Figure data in JSON
====

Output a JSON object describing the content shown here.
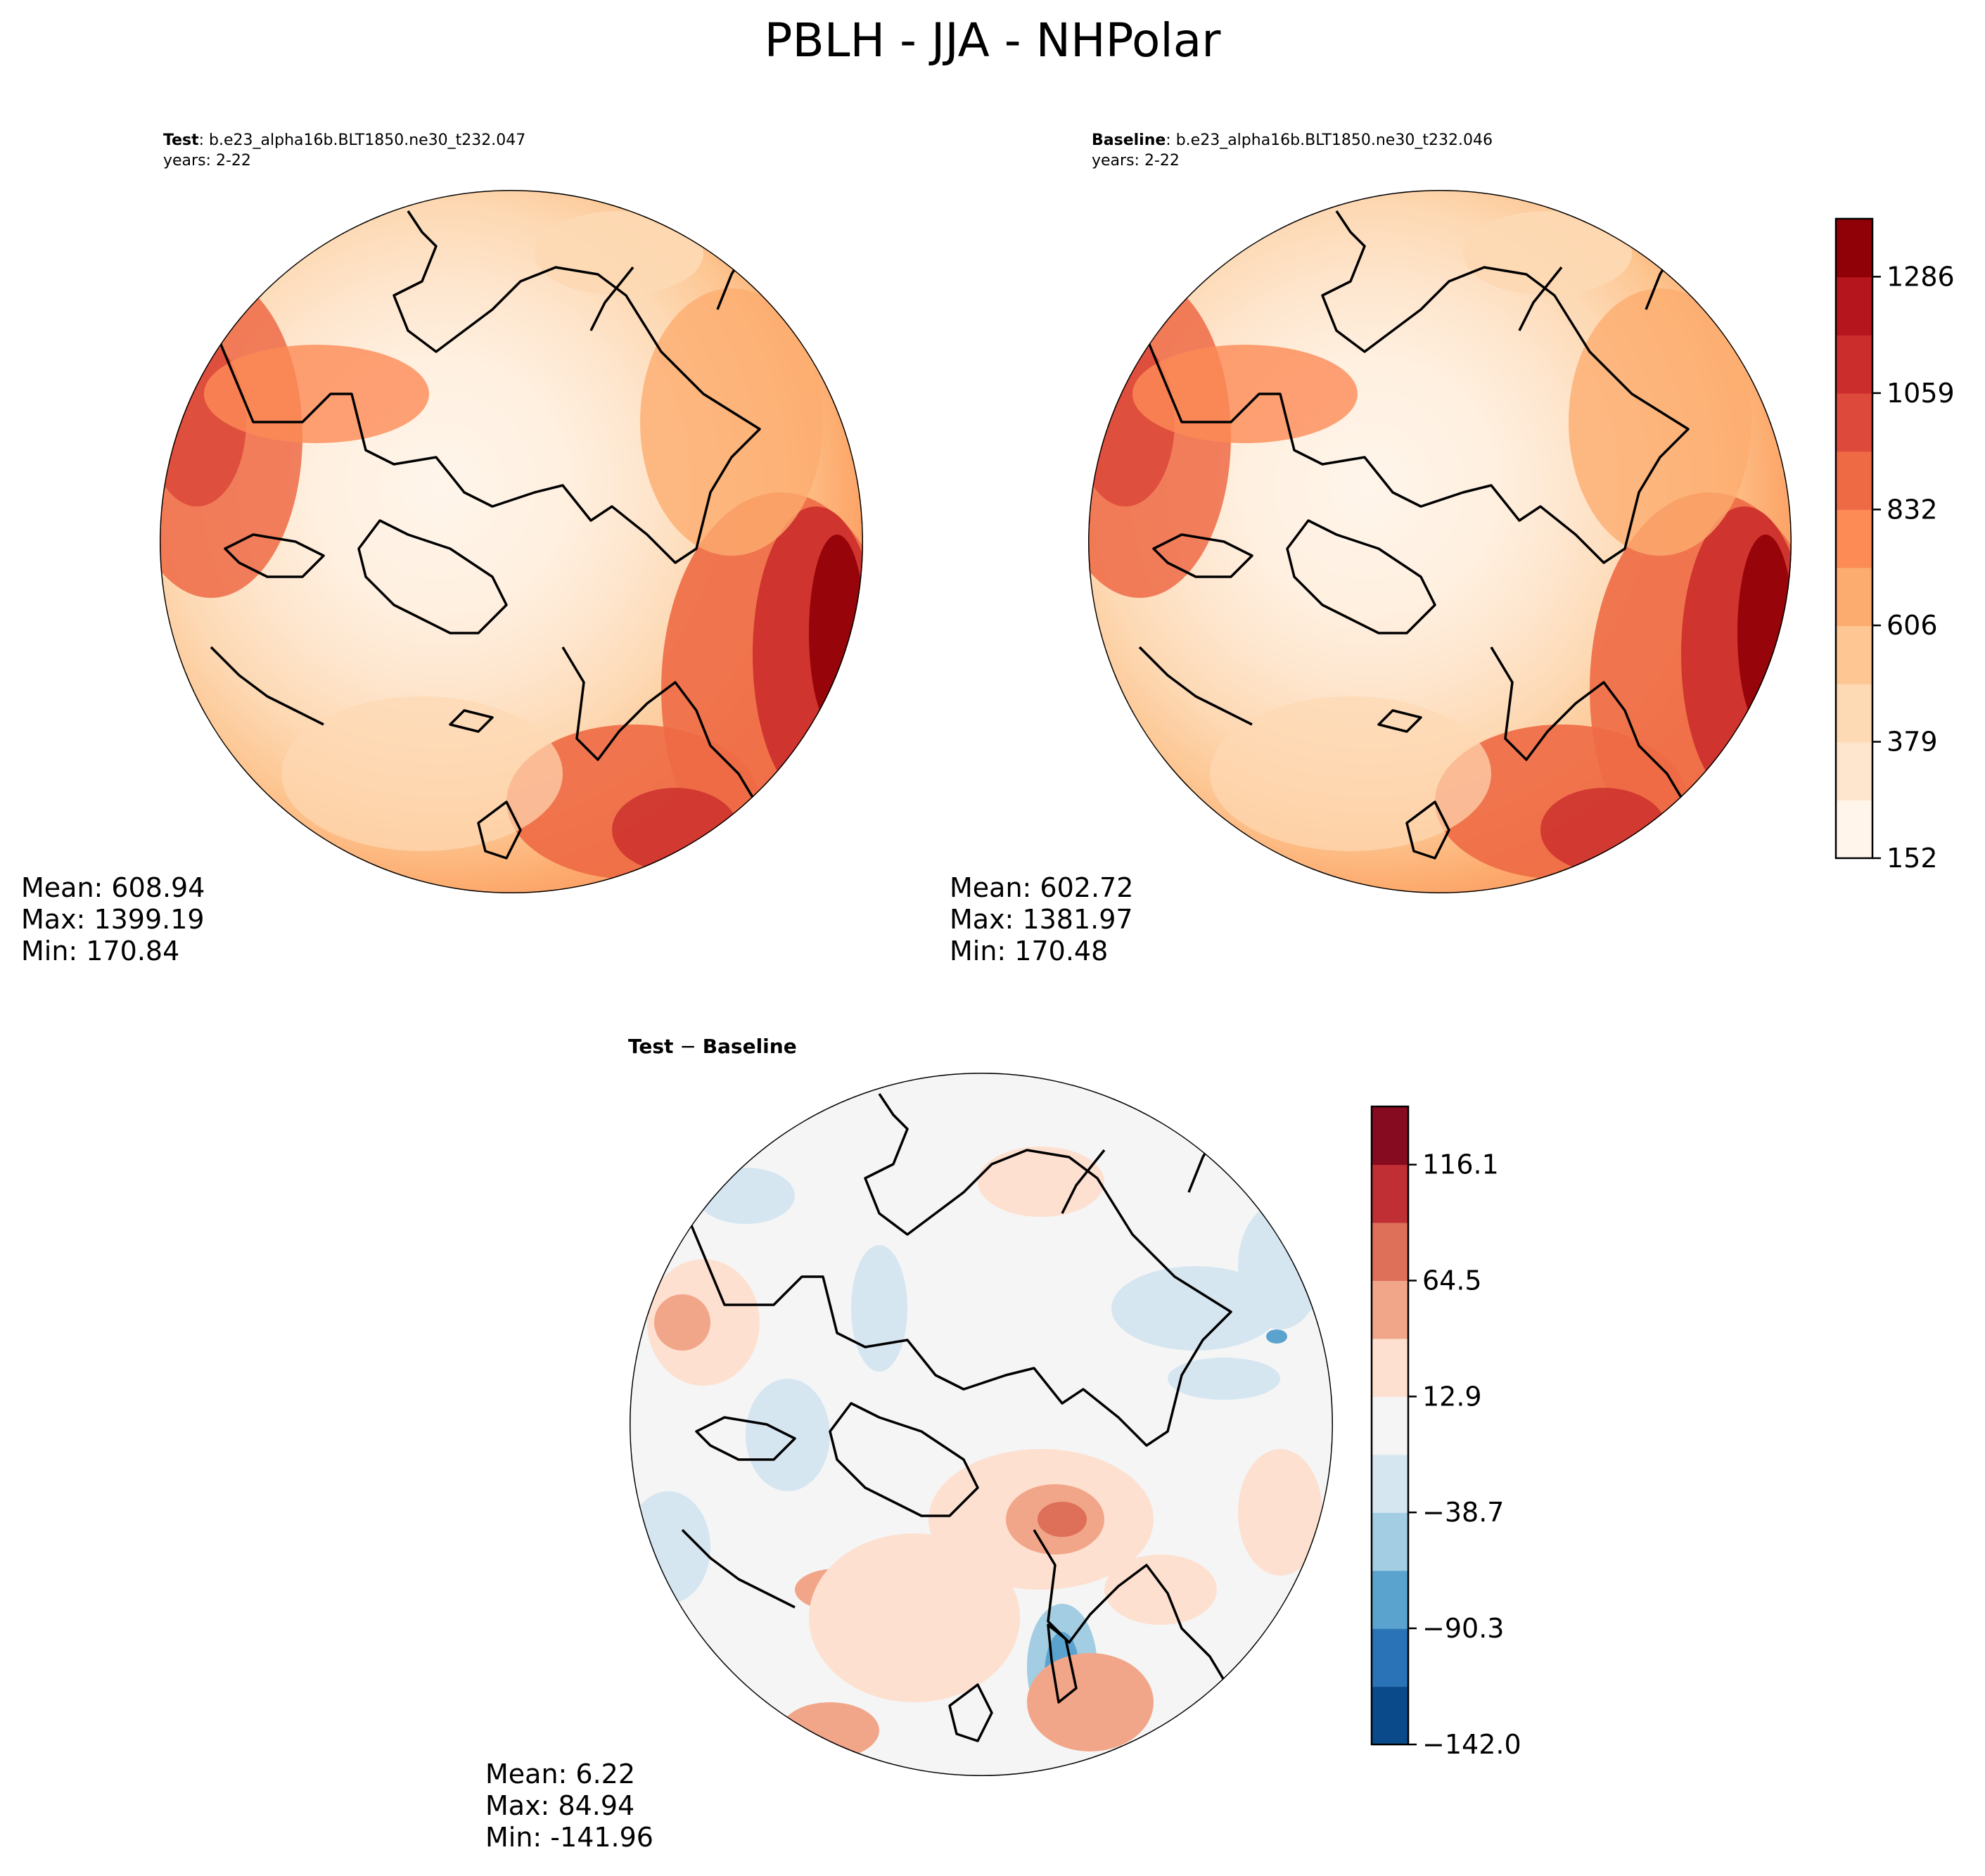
{
  "figure": {
    "title": "PBLH - JJA - NHPolar"
  },
  "colors": {
    "seq": [
      "#fff5eb",
      "#fee6ce",
      "#fdd9b4",
      "#fdc692",
      "#fdac6f",
      "#fc8b56",
      "#ee6a45",
      "#dd4a3b",
      "#cb2d2c",
      "#b5151d",
      "#900007"
    ],
    "div": [
      "#0b4a8a",
      "#2973b6",
      "#5ba3cf",
      "#a2cde2",
      "#d5e6f1",
      "#f5f5f5",
      "#fde0d0",
      "#f2a689",
      "#de6f58",
      "#bf2f34",
      "#870b20"
    ]
  },
  "chart_data": [
    {
      "type": "heatmap",
      "panel": "test",
      "title_bold": "Test",
      "title_rest": ": b.e23_alpha16b.BLT1850.ne30_t232.047",
      "years": "years: 2-22",
      "stats": {
        "mean": "Mean: 608.94",
        "max": "Max: 1399.19",
        "min": "Min: 170.84"
      },
      "projection": "North Polar Stereographic",
      "colorbar": "shared"
    },
    {
      "type": "heatmap",
      "panel": "baseline",
      "title_bold": "Baseline",
      "title_rest": ": b.e23_alpha16b.BLT1850.ne30_t232.046",
      "years": "years: 2-22",
      "stats": {
        "mean": "Mean: 602.72",
        "max": "Max: 1381.97",
        "min": "Min: 170.48"
      },
      "projection": "North Polar Stereographic",
      "colorbar": {
        "vmin": 152,
        "vmax": 1399,
        "levels": 11,
        "ticks": [
          152,
          379,
          606,
          832,
          1059,
          1286
        ],
        "tick_labels": [
          "152",
          "379",
          "606",
          "832",
          "1059",
          "1286"
        ],
        "cmap": "OrRd-like (light cream to dark red)"
      }
    },
    {
      "type": "heatmap",
      "panel": "difference",
      "title": "Test − Baseline",
      "title_bold": "Test",
      "title_op": " − ",
      "title_bold2": "Baseline",
      "stats": {
        "mean": "Mean:  6.22",
        "max": "Max: 84.94",
        "min": "Min: -141.96"
      },
      "projection": "North Polar Stereographic",
      "colorbar": {
        "vmin": -142.0,
        "vmax": 142.0,
        "levels": 11,
        "ticks": [
          -142.0,
          -90.3,
          -38.7,
          12.9,
          64.5,
          116.1
        ],
        "tick_labels": [
          "−142.0",
          "−90.3",
          "−38.7",
          "12.9",
          "64.5",
          "116.1"
        ],
        "cmap": "RdBu_r (blue negative, red positive)"
      }
    }
  ]
}
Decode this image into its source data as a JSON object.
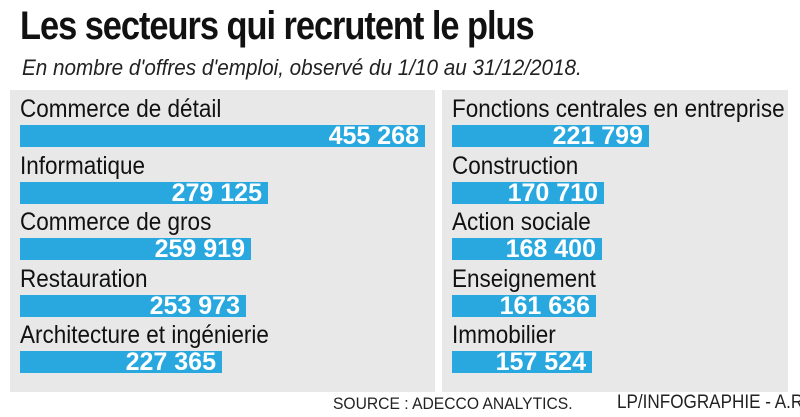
{
  "title": "Les secteurs qui recrutent le plus",
  "subtitle": "En nombre d'offres d'emploi, observé du 1/10 au 31/12/2018.",
  "source": "SOURCE : ADECCO ANALYTICS.",
  "credit": "LP/INFOGRAPHIE - A.R.",
  "colors": {
    "bar": "#29a8e0",
    "panel": "#e8e8e8",
    "value_text": "#ffffff"
  },
  "chart_data": {
    "type": "bar",
    "orientation": "horizontal",
    "title": "Les secteurs qui recrutent le plus",
    "subtitle": "En nombre d'offres d'emploi, observé du 1/10 au 31/12/2018.",
    "categories": [
      "Commerce de détail",
      "Informatique",
      "Commerce de gros",
      "Restauration",
      "Architecture et ingénierie",
      "Fonctions centrales en entreprise",
      "Construction",
      "Action sociale",
      "Enseignement",
      "Immobilier"
    ],
    "values": [
      455268,
      279125,
      259919,
      253973,
      227365,
      221799,
      170710,
      168400,
      161636,
      157524
    ],
    "value_labels": [
      "455 268",
      "279 125",
      "259 919",
      "253 973",
      "227 365",
      "221 799",
      "170 710",
      "168 400",
      "161 636",
      "157 524"
    ],
    "grid": false,
    "legend": "none"
  }
}
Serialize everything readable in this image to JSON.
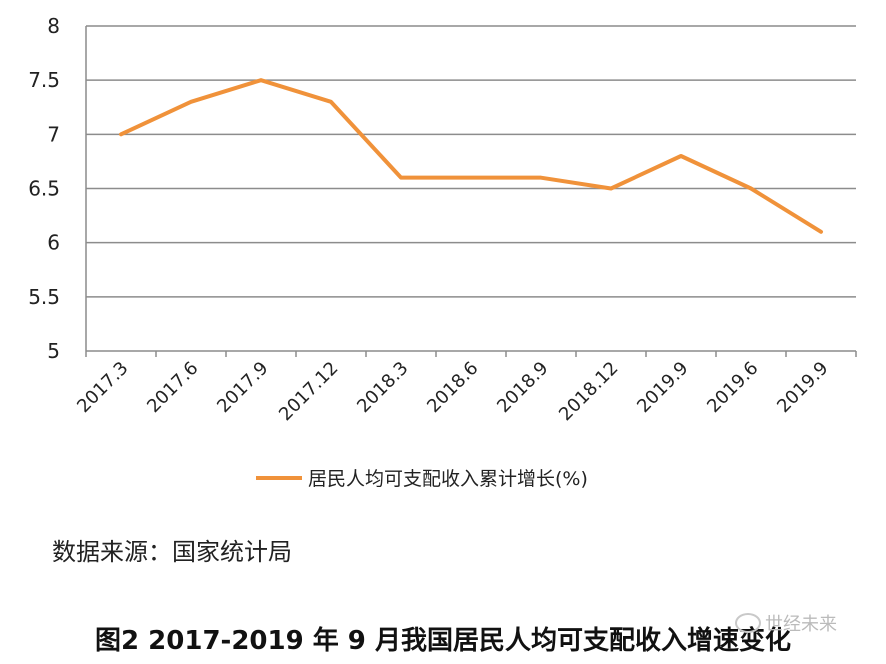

====

> [TASK TO CARRY OUT] Track down every line holding the string "Mean" and copy it.

> [ANSWER TO THE TASK]
        "mean": "Mean: 608.94",
        "mean": "Mean: 602.72",
        "mean": "Mean:  6.22",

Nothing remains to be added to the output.